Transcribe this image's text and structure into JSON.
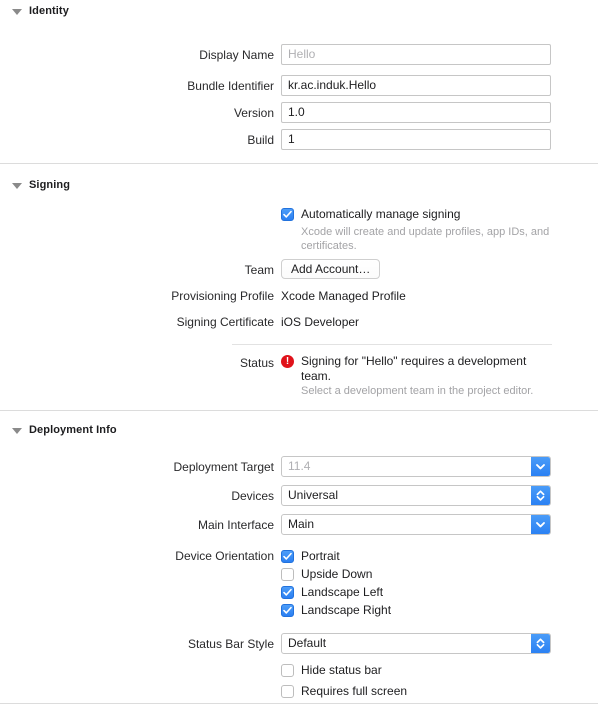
{
  "sections": {
    "identity": {
      "title": "Identity",
      "fields": [
        {
          "label": "Display Name",
          "value": "Hello",
          "placeholder": true
        },
        {
          "label": "Bundle Identifier",
          "value": "kr.ac.induk.Hello",
          "placeholder": false
        },
        {
          "label": "Version",
          "value": "1.0",
          "placeholder": false
        },
        {
          "label": "Build",
          "value": "1",
          "placeholder": false
        }
      ]
    },
    "signing": {
      "title": "Signing",
      "auto_manage": {
        "label": "Automatically manage signing",
        "checked": true,
        "help": "Xcode will create and update profiles, app IDs, and certificates."
      },
      "team": {
        "label": "Team",
        "button_label": "Add Account…"
      },
      "provisioning_profile": {
        "label": "Provisioning Profile",
        "value": "Xcode Managed Profile"
      },
      "signing_certificate": {
        "label": "Signing Certificate",
        "value": "iOS Developer"
      },
      "status": {
        "label": "Status",
        "icon": "error-icon",
        "icon_color": "#e0121a",
        "message": "Signing for \"Hello\" requires a development team.",
        "detail": "Select a development team in the project editor."
      }
    },
    "deployment_info": {
      "title": "Deployment Info",
      "deployment_target": {
        "label": "Deployment Target",
        "value": "11.4",
        "placeholder": true,
        "control": "combo-box",
        "icon": "chevron-down-icon"
      },
      "devices": {
        "label": "Devices",
        "value": "Universal",
        "placeholder": false,
        "control": "popup-button",
        "icon": "chevron-up-down-icon"
      },
      "main_interface": {
        "label": "Main Interface",
        "value": "Main",
        "placeholder": false,
        "control": "combo-box",
        "icon": "chevron-down-icon"
      },
      "device_orientation": {
        "label": "Device Orientation",
        "options": [
          {
            "label": "Portrait",
            "checked": true
          },
          {
            "label": "Upside Down",
            "checked": false
          },
          {
            "label": "Landscape Left",
            "checked": true
          },
          {
            "label": "Landscape Right",
            "checked": true
          }
        ]
      },
      "status_bar_style": {
        "label": "Status Bar Style",
        "value": "Default",
        "placeholder": false,
        "control": "popup-button",
        "icon": "chevron-up-down-icon"
      },
      "extra_options": [
        {
          "label": "Hide status bar",
          "checked": false
        },
        {
          "label": "Requires full screen",
          "checked": false
        }
      ]
    }
  },
  "colors": {
    "accent_blue": "#2a7ff2",
    "error_red": "#e0121a",
    "divider": "#dcdcdc",
    "field_border": "#c6c6c6",
    "placeholder_text": "#b0b0b3",
    "help_text": "#a3a3a6"
  }
}
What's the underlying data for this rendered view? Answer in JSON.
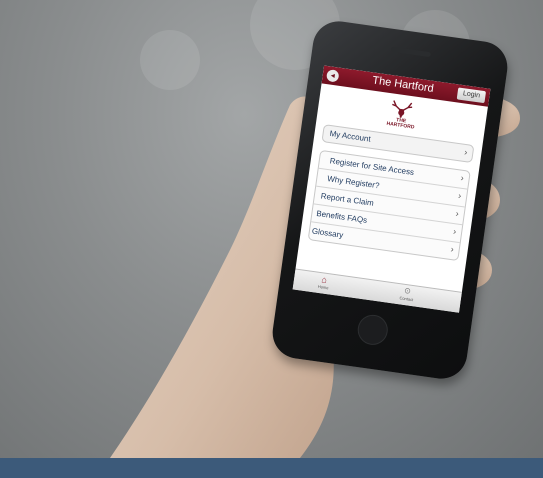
{
  "app": {
    "title": "The Hartford",
    "login_label": "Login",
    "back_icon": "back-icon",
    "logo_text_line1": "THE",
    "logo_text_line2": "HARTFORD"
  },
  "menu": {
    "account": "My Account",
    "items": [
      "Register for Site Access",
      "Why Register?",
      "Report a Claim",
      "Benefits FAQs",
      "Glossary"
    ]
  },
  "tabs": {
    "home": "Home",
    "contact": "Contact"
  },
  "colors": {
    "brand": "#8e1a2c",
    "footer_bar": "#3c5a7a",
    "link_text": "#1f3a5f"
  }
}
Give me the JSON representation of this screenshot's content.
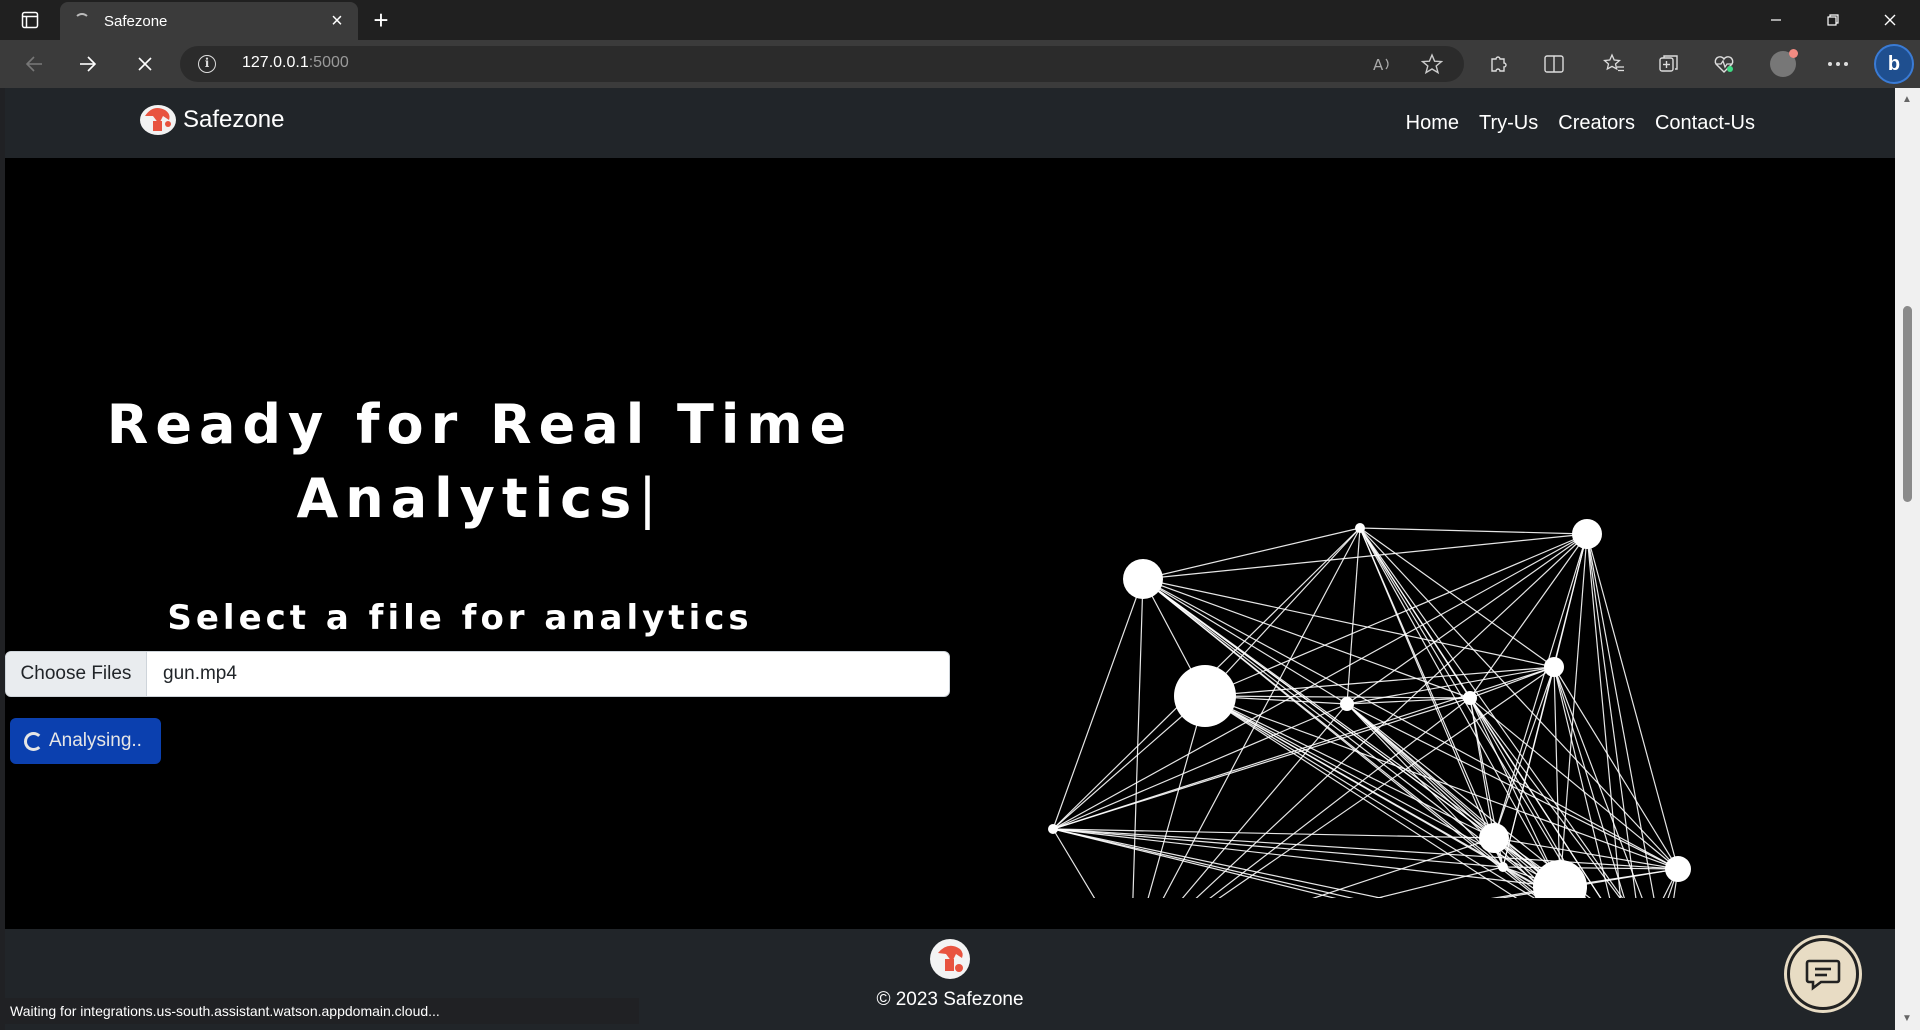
{
  "browser": {
    "tab_title": "Safezone",
    "tab_close": "×",
    "new_tab": "+",
    "url_host": "127.0.0.1",
    "url_port": ":5000",
    "status_text": "Waiting for integrations.us-south.assistant.watson.appdomain.cloud..."
  },
  "navbar": {
    "brand": "Safezone",
    "links": [
      "Home",
      "Try-Us",
      "Creators",
      "Contact-Us"
    ]
  },
  "hero": {
    "headline_line1": "Ready for Real Time",
    "headline_line2": "Analytics",
    "cursor": "|",
    "subheading": "Select a file for analytics",
    "file_button": "Choose Files",
    "file_name": "gun.mp4",
    "analyse_button": "Analysing.."
  },
  "footer": {
    "copyright": "© 2023 Safezone"
  },
  "icons": {
    "chat": "chat-bubble-icon",
    "logo": "safezone-logo"
  }
}
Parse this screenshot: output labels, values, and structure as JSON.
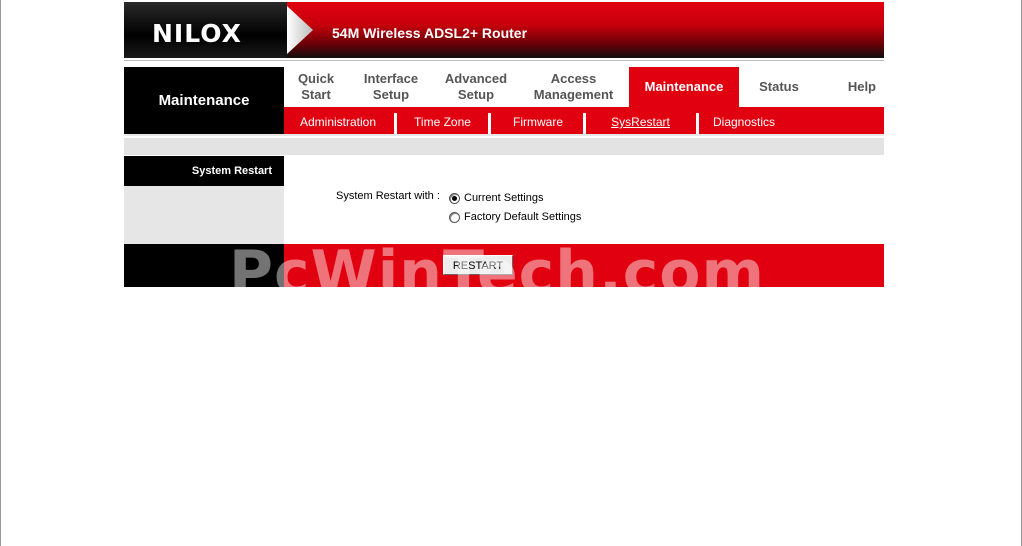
{
  "header": {
    "logo_text": "NILOX",
    "product_title": "54M Wireless ADSL2+ Router"
  },
  "section_title": "Maintenance",
  "nav": {
    "tabs": [
      {
        "label": "Quick\nStart"
      },
      {
        "label": "Interface\nSetup"
      },
      {
        "label": "Advanced\nSetup"
      },
      {
        "label": "Access\nManagement"
      },
      {
        "label": "Maintenance",
        "active": true
      },
      {
        "label": "Status"
      },
      {
        "label": "Help"
      }
    ],
    "subtabs": [
      {
        "label": "Administration"
      },
      {
        "label": "Time Zone"
      },
      {
        "label": "Firmware"
      },
      {
        "label": "SysRestart",
        "current": true
      },
      {
        "label": "Diagnostics"
      }
    ]
  },
  "sidebar": {
    "label": "System Restart"
  },
  "form": {
    "restart_with_label": "System Restart with :",
    "options": [
      {
        "label": "Current Settings",
        "checked": true
      },
      {
        "label": "Factory Default Settings",
        "checked": false
      }
    ],
    "restart_button": "RESTART"
  },
  "watermark": "PcWinTech.com",
  "colors": {
    "brand_red": "#e0000f",
    "black": "#000000",
    "light_grey": "#e3e3e3"
  }
}
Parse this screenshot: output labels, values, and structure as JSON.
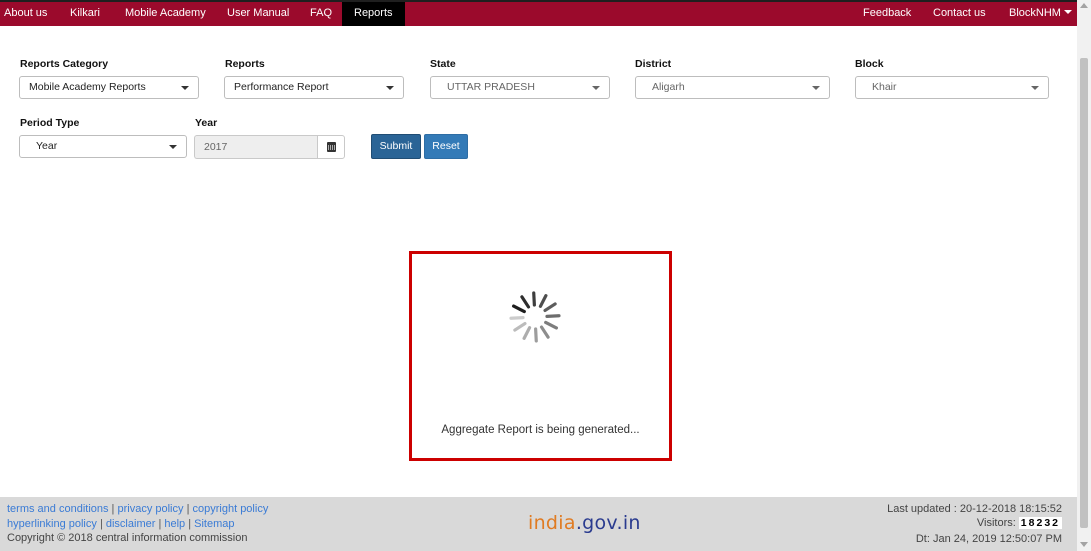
{
  "nav": {
    "left_items": [
      "About us",
      "Kilkari",
      "Mobile Academy",
      "User Manual",
      "FAQ",
      "Reports"
    ],
    "active_item": "Reports",
    "right_items": [
      "Feedback",
      "Contact us",
      "BlockNHM"
    ],
    "colors": {
      "bar": "#9b0a2c",
      "active": "#000000"
    }
  },
  "form": {
    "reports_category": {
      "label": "Reports Category",
      "value": "Mobile Academy Reports"
    },
    "reports": {
      "label": "Reports",
      "value": "Performance Report"
    },
    "state": {
      "label": "State",
      "value": "UTTAR PRADESH"
    },
    "district": {
      "label": "District",
      "value": "Aligarh"
    },
    "block": {
      "label": "Block",
      "value": "Khair"
    },
    "period_type": {
      "label": "Period Type",
      "value": "Year"
    },
    "year": {
      "label": "Year",
      "value": "2017"
    },
    "submit_label": "Submit",
    "reset_label": "Reset"
  },
  "loading": {
    "message": "Aggregate Report is being generated...",
    "icon": "spinner-icon",
    "border_color": "#cc0000"
  },
  "footer": {
    "links_line1": [
      "terms and conditions",
      "privacy policy",
      "copyright policy"
    ],
    "links_line2": [
      "hyperlinking policy",
      "disclaimer",
      "help",
      "Sitemap"
    ],
    "copyright": "Copyright © 2018 central information commission",
    "logo_part1": "india",
    "logo_part2": ".gov.in",
    "last_updated": "Last updated : 20-12-2018 18:15:52",
    "visitors_label": "Visitors:",
    "visitors_count": "18232",
    "date_time": "Dt: Jan 24, 2019 12:50:07 PM"
  }
}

◆ **Description of the task**
Restate the data above word for word. Do not include the images.

◆ **Solution for this exercise**
Transcribe this image's text and structure into JSON.
{
  "sections": {
    "identity": {
      "title": "Identity",
      "fields": [
        {
          "label": "Display Name",
          "value": "Hello",
          "placeholder": true
        },
        {
          "label": "Bundle Identifier",
          "value": "kr.ac.induk.Hello",
          "placeholder": false
        },
        {
          "label": "Version",
          "value": "1.0",
          "placeholder": false
        },
        {
          "label": "Build",
          "value": "1",
          "placeholder": false
        }
      ]
    },
    "signing": {
      "title": "Signing",
      "auto_manage": {
        "label": "Automatically manage signing",
        "checked": true,
        "help": "Xcode will create and update profiles, app IDs, and certificates."
      },
      "team": {
        "label": "Team",
        "button_label": "Add Account…"
      },
      "provisioning_profile": {
        "label": "Provisioning Profile",
        "value": "Xcode Managed Profile"
      },
      "signing_certificate": {
        "label": "Signing Certificate",
        "value": "iOS Developer"
      },
      "status": {
        "label": "Status",
        "icon": "error-icon",
        "icon_color": "#e0121a",
        "message": "Signing for \"Hello\" requires a development team.",
        "detail": "Select a development team in the project editor."
      }
    },
    "deployment_info": {
      "title": "Deployment Info",
      "deployment_target": {
        "label": "Deployment Target",
        "value": "11.4",
        "placeholder": true,
        "control": "combo-box",
        "icon": "chevron-down-icon"
      },
      "devices": {
        "label": "Devices",
        "value": "Universal",
        "placeholder": false,
        "control": "popup-button",
        "icon": "chevron-up-down-icon"
      },
      "main_interface": {
        "label": "Main Interface",
        "value": "Main",
        "placeholder": false,
        "control": "combo-box",
        "icon": "chevron-down-icon"
      },
      "device_orientation": {
        "label": "Device Orientation",
        "options": [
          {
            "label": "Portrait",
            "checked": true
          },
          {
            "label": "Upside Down",
            "checked": false
          },
          {
            "label": "Landscape Left",
            "checked": true
          },
          {
            "label": "Landscape Right",
            "checked": true
          }
        ]
      },
      "status_bar_style": {
        "label": "Status Bar Style",
        "value": "Default",
        "placeholder": false,
        "control": "popup-button",
        "icon": "chevron-up-down-icon"
      },
      "extra_options": [
        {
          "label": "Hide status bar",
          "checked": false
        },
        {
          "label": "Requires full screen",
          "checked": false
        }
      ]
    }
  },
  "colors": {
    "accent_blue": "#2a7ff2",
    "error_red": "#e0121a",
    "divider": "#dcdcdc",
    "field_border": "#c6c6c6",
    "placeholder_text": "#b0b0b3",
    "help_text": "#a3a3a6"
  }
}
What's the underlying data for this rendered view? Answer in JSON.
{
  "app": {
    "title": "The Hartford",
    "login_label": "Login",
    "back_icon": "back-icon",
    "logo_text_line1": "THE",
    "logo_text_line2": "HARTFORD"
  },
  "menu": {
    "account": "My Account",
    "items": [
      "Register for Site Access",
      "Why Register?",
      "Report a Claim",
      "Benefits FAQs",
      "Glossary"
    ]
  },
  "tabs": {
    "home": "Home",
    "contact": "Contact"
  },
  "colors": {
    "brand": "#8e1a2c",
    "footer_bar": "#3c5a7a",
    "link_text": "#1f3a5f"
  }
}
Give me the JSON representation of this screenshot's content.
{
  "browser": {
    "tab_title": "Safezone",
    "tab_close": "×",
    "new_tab": "+",
    "url_host": "127.0.0.1",
    "url_port": ":5000",
    "status_text": "Waiting for integrations.us-south.assistant.watson.appdomain.cloud..."
  },
  "navbar": {
    "brand": "Safezone",
    "links": [
      "Home",
      "Try-Us",
      "Creators",
      "Contact-Us"
    ]
  },
  "hero": {
    "headline_line1": "Ready for Real Time",
    "headline_line2": "Analytics",
    "cursor": "|",
    "subheading": "Select a file for analytics",
    "file_button": "Choose Files",
    "file_name": "gun.mp4",
    "analyse_button": "Analysing.."
  },
  "footer": {
    "copyright": "© 2023 Safezone"
  },
  "icons": {
    "chat": "chat-bubble-icon",
    "logo": "safezone-logo"
  }
}
Parse this screenshot: output labels, values, and structure as JSON.
{
  "header": {
    "logo_text": "NILOX",
    "product_title": "54M Wireless ADSL2+ Router"
  },
  "section_title": "Maintenance",
  "nav": {
    "tabs": [
      {
        "label": "Quick\nStart"
      },
      {
        "label": "Interface\nSetup"
      },
      {
        "label": "Advanced\nSetup"
      },
      {
        "label": "Access\nManagement"
      },
      {
        "label": "Maintenance",
        "active": true
      },
      {
        "label": "Status"
      },
      {
        "label": "Help"
      }
    ],
    "subtabs": [
      {
        "label": "Administration"
      },
      {
        "label": "Time Zone"
      },
      {
        "label": "Firmware"
      },
      {
        "label": "SysRestart",
        "current": true
      },
      {
        "label": "Diagnostics"
      }
    ]
  },
  "sidebar": {
    "label": "System Restart"
  },
  "form": {
    "restart_with_label": "System Restart with :",
    "options": [
      {
        "label": "Current Settings",
        "checked": true
      },
      {
        "label": "Factory Default Settings",
        "checked": false
      }
    ],
    "restart_button": "RESTART"
  },
  "watermark": "PcWinTech.com",
  "colors": {
    "brand_red": "#e0000f",
    "black": "#000000",
    "light_grey": "#e3e3e3"
  }
}
Parse this screenshot: output labels, values, and structure as JSON.
{
  "nav": {
    "left_items": [
      "About us",
      "Kilkari",
      "Mobile Academy",
      "User Manual",
      "FAQ",
      "Reports"
    ],
    "active_item": "Reports",
    "right_items": [
      "Feedback",
      "Contact us",
      "BlockNHM"
    ],
    "colors": {
      "bar": "#9b0a2c",
      "active": "#000000"
    }
  },
  "form": {
    "reports_category": {
      "label": "Reports Category",
      "value": "Mobile Academy Reports"
    },
    "reports": {
      "label": "Reports",
      "value": "Performance Report"
    },
    "state": {
      "label": "State",
      "value": "UTTAR PRADESH"
    },
    "district": {
      "label": "District",
      "value": "Aligarh"
    },
    "block": {
      "label": "Block",
      "value": "Khair"
    },
    "period_type": {
      "label": "Period Type",
      "value": "Year"
    },
    "year": {
      "label": "Year",
      "value": "2017"
    },
    "submit_label": "Submit",
    "reset_label": "Reset"
  },
  "loading": {
    "message": "Aggregate Report is being generated...",
    "icon": "spinner-icon",
    "border_color": "#cc0000"
  },
  "footer": {
    "links_line1": [
      "terms and conditions",
      "privacy policy",
      "copyright policy"
    ],
    "links_line2": [
      "hyperlinking policy",
      "disclaimer",
      "help",
      "Sitemap"
    ],
    "copyright": "Copyright © 2018 central information commission",
    "logo_part1": "india",
    "logo_part2": ".gov.in",
    "last_updated": "Last updated : 20-12-2018 18:15:52",
    "visitors_label": "Visitors:",
    "visitors_count": "18232",
    "date_time": "Dt: Jan 24, 2019 12:50:07 PM"
  }
}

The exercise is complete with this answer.